# Written request
Only a number is wanted: how many lines in the listing contain the word "might"?

# Records provided
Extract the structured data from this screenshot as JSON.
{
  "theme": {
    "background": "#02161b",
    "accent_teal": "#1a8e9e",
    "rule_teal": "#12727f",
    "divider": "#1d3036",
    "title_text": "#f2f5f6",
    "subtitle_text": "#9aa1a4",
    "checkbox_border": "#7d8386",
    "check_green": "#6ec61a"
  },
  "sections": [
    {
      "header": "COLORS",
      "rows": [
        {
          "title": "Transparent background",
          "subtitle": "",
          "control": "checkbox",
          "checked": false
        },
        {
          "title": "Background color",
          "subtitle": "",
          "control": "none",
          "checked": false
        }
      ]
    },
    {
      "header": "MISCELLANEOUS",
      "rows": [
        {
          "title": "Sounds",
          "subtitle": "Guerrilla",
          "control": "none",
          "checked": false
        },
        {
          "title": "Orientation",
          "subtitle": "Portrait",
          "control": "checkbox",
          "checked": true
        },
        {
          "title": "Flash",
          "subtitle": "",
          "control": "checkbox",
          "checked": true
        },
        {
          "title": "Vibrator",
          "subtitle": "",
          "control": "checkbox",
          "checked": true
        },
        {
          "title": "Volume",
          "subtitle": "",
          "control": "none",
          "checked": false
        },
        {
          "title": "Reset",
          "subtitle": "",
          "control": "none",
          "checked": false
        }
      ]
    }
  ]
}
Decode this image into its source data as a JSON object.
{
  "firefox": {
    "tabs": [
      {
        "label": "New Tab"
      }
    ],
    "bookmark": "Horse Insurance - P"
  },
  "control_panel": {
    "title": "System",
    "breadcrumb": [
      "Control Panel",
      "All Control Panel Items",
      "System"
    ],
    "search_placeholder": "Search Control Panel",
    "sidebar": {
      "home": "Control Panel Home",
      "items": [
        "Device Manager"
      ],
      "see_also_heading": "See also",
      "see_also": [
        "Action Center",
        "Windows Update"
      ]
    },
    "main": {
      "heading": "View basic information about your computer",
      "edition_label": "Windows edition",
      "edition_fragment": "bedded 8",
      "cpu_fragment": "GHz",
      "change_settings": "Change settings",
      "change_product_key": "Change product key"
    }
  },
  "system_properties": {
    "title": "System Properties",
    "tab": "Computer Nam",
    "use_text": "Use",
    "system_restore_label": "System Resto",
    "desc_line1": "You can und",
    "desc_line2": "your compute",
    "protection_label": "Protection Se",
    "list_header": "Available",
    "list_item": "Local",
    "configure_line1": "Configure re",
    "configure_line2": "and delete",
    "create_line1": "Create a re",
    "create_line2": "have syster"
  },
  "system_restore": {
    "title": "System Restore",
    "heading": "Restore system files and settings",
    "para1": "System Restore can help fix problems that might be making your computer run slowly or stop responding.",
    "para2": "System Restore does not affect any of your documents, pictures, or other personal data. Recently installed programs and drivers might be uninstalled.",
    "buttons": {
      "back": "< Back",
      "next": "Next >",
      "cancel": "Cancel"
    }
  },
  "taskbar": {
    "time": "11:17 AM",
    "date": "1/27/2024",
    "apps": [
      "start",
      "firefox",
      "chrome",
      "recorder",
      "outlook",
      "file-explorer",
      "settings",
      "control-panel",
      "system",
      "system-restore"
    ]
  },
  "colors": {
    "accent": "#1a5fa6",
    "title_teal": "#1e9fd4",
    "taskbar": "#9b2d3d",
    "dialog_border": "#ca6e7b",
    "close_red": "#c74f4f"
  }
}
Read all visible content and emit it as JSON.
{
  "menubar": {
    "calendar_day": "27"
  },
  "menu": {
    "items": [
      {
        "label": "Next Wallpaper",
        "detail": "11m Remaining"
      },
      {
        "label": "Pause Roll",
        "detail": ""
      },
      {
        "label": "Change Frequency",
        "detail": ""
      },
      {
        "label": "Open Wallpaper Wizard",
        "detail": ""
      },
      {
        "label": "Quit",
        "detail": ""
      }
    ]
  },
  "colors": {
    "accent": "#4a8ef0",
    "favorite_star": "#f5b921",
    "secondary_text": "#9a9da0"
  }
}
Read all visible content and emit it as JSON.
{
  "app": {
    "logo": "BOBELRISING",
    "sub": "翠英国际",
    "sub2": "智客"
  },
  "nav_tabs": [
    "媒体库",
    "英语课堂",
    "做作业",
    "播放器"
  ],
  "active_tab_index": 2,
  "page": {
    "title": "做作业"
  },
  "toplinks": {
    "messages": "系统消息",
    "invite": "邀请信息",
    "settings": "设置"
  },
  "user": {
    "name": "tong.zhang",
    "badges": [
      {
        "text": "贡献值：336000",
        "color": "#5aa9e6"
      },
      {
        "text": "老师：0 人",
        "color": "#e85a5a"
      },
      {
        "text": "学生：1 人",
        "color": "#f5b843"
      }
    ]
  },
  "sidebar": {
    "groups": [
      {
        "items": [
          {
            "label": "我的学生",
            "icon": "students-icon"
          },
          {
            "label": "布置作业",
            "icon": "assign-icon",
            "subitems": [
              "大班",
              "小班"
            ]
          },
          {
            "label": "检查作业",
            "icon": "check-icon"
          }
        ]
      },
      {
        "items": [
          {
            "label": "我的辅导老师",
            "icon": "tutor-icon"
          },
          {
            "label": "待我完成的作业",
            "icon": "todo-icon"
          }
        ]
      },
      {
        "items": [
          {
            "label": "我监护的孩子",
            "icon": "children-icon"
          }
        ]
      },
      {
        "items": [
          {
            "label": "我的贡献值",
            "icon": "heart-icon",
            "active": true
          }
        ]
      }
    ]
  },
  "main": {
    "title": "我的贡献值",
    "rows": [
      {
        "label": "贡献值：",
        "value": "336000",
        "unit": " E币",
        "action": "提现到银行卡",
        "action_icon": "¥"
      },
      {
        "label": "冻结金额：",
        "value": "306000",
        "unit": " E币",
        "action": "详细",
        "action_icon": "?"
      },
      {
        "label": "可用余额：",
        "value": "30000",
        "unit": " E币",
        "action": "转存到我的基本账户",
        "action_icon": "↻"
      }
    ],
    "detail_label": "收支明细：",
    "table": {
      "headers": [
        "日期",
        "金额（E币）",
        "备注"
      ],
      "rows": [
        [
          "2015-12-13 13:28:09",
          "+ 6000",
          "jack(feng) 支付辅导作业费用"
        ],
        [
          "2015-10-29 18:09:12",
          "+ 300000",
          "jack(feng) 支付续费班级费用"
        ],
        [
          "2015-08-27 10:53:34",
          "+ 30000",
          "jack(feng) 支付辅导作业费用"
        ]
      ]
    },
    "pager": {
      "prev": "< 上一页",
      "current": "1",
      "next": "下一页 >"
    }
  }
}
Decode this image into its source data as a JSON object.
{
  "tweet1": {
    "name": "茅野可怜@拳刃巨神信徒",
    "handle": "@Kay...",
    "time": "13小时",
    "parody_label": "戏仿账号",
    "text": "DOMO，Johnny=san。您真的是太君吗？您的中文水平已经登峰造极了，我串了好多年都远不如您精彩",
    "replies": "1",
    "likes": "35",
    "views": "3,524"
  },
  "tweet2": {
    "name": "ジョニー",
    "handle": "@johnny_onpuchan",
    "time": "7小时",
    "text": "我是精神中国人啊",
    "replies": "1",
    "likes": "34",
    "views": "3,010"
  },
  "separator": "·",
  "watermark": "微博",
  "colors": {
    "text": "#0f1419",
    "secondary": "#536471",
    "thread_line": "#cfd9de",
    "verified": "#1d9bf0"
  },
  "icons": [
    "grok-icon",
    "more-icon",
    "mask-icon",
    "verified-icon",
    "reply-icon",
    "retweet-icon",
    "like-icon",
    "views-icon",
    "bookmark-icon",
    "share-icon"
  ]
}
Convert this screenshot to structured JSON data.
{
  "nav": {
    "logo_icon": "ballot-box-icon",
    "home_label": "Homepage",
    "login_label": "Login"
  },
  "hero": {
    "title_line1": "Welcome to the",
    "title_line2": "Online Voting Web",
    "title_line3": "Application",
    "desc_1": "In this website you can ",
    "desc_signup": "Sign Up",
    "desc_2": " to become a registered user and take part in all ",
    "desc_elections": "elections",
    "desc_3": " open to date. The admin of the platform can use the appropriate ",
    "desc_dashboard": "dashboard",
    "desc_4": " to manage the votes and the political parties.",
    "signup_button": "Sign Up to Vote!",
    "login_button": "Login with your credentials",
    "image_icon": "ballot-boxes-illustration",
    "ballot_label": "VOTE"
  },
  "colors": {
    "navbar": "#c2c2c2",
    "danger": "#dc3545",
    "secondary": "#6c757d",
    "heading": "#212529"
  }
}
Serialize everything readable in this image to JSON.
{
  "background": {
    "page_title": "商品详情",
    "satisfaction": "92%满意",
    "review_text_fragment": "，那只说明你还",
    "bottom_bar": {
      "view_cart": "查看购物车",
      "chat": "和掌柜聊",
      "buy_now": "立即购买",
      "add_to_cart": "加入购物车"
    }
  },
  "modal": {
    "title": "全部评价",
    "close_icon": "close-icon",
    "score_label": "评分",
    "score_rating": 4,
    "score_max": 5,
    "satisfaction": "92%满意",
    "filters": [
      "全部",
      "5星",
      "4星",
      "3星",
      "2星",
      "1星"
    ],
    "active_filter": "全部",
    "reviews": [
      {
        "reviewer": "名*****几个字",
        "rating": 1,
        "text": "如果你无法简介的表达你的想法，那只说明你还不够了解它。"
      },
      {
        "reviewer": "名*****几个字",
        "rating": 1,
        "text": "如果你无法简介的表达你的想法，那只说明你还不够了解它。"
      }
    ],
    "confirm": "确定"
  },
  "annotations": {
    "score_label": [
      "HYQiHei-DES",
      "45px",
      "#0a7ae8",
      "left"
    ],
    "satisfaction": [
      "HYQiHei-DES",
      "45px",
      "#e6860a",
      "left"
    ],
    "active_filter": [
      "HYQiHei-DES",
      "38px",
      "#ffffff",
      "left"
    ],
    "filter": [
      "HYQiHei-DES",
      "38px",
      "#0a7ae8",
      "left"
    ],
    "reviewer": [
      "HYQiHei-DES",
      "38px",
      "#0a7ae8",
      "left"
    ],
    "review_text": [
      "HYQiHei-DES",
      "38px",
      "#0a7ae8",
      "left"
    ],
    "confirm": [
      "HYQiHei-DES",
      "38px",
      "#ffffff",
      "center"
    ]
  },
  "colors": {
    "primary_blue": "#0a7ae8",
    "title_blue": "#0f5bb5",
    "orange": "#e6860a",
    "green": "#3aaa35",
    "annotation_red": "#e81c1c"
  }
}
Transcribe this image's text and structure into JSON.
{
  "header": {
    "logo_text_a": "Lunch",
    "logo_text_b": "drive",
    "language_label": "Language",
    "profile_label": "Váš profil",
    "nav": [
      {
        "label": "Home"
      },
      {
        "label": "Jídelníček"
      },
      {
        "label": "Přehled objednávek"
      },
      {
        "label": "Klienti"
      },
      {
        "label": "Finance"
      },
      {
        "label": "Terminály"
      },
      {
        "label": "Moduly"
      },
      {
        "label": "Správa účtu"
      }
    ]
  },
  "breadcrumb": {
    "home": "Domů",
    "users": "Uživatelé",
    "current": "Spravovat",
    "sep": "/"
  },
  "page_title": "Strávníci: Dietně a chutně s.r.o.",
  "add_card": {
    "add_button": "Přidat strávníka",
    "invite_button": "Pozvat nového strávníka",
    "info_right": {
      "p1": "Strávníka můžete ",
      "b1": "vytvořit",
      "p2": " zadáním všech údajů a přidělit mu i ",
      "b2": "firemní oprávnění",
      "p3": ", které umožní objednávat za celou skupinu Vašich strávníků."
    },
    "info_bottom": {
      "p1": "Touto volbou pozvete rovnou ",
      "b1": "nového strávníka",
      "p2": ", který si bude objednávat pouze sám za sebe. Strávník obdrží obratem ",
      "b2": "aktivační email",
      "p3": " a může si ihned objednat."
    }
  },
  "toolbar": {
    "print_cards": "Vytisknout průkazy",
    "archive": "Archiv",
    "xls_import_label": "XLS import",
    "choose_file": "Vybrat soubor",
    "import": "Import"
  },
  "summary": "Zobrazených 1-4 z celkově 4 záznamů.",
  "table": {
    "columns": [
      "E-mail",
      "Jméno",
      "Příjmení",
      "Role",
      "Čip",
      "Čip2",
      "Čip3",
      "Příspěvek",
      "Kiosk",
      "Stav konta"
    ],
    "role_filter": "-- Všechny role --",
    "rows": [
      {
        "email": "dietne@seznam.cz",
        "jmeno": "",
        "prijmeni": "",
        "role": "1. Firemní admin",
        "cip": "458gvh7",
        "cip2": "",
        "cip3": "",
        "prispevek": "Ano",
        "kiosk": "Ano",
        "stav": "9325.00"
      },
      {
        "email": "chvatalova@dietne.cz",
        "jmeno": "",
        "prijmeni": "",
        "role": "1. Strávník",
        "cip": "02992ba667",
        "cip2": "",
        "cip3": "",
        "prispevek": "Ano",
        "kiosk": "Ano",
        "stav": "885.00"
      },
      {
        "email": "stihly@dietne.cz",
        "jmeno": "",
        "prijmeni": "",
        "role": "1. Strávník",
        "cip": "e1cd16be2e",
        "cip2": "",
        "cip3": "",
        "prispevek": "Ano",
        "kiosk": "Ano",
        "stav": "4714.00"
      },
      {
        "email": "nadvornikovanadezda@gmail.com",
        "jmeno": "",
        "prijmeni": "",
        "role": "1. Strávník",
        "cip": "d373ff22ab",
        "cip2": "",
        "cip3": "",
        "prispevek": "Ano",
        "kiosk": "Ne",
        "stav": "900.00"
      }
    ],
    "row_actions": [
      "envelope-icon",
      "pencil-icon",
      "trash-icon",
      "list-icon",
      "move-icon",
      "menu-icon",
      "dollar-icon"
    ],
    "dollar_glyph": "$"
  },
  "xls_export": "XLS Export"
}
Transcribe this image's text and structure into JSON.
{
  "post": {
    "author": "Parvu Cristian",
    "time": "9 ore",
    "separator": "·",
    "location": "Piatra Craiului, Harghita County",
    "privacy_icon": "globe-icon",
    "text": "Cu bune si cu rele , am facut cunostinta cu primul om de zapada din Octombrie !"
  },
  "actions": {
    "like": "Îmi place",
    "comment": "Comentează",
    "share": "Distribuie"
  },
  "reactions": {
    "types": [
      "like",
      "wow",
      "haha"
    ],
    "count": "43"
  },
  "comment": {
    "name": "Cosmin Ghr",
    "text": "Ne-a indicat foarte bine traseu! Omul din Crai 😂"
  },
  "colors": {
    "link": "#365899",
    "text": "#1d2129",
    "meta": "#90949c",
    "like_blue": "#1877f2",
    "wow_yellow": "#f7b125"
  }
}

# Task response
2